§ **Data extracted from a collection**
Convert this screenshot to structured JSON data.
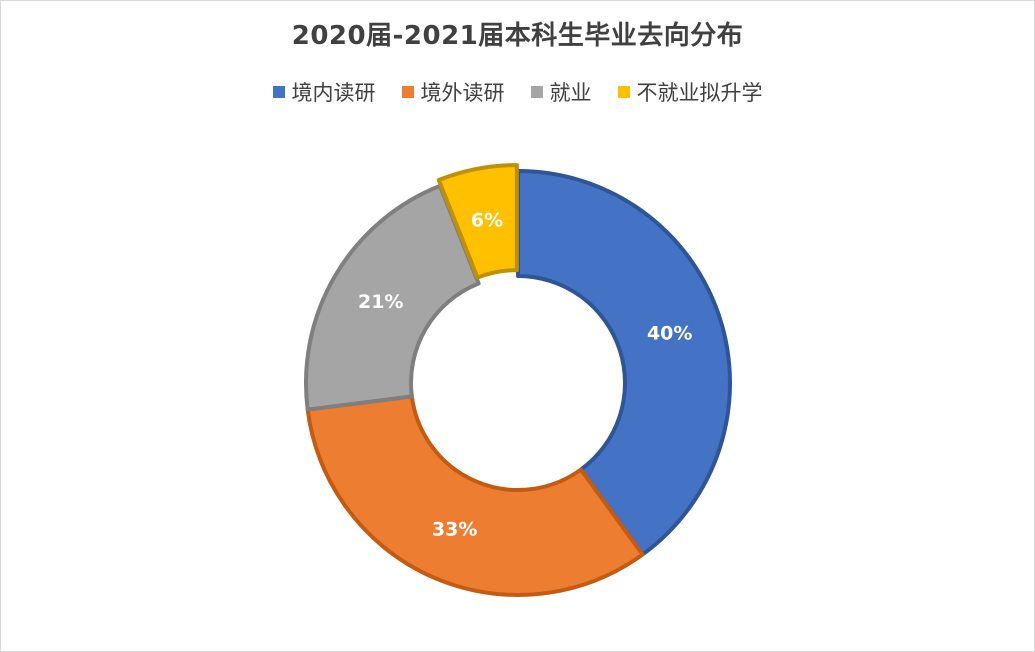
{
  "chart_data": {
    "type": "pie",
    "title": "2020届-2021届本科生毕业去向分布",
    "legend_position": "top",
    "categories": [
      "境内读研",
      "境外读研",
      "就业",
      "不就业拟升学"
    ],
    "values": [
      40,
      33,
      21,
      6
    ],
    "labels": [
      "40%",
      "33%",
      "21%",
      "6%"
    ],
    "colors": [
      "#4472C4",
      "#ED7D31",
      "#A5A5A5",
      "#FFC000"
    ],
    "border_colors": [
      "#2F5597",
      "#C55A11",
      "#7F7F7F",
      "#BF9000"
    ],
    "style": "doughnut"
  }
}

§ **What to produce**
Write out the records above exactly as they appear, leaving out any pictures.

§ **Correct output**
Convert this screenshot to structured JSON data.
{
  "chart_data": {
    "type": "pie",
    "title": "2020届-2021届本科生毕业去向分布",
    "legend_position": "top",
    "categories": [
      "境内读研",
      "境外读研",
      "就业",
      "不就业拟升学"
    ],
    "values": [
      40,
      33,
      21,
      6
    ],
    "labels": [
      "40%",
      "33%",
      "21%",
      "6%"
    ],
    "colors": [
      "#4472C4",
      "#ED7D31",
      "#A5A5A5",
      "#FFC000"
    ],
    "border_colors": [
      "#2F5597",
      "#C55A11",
      "#7F7F7F",
      "#BF9000"
    ],
    "style": "doughnut"
  }
}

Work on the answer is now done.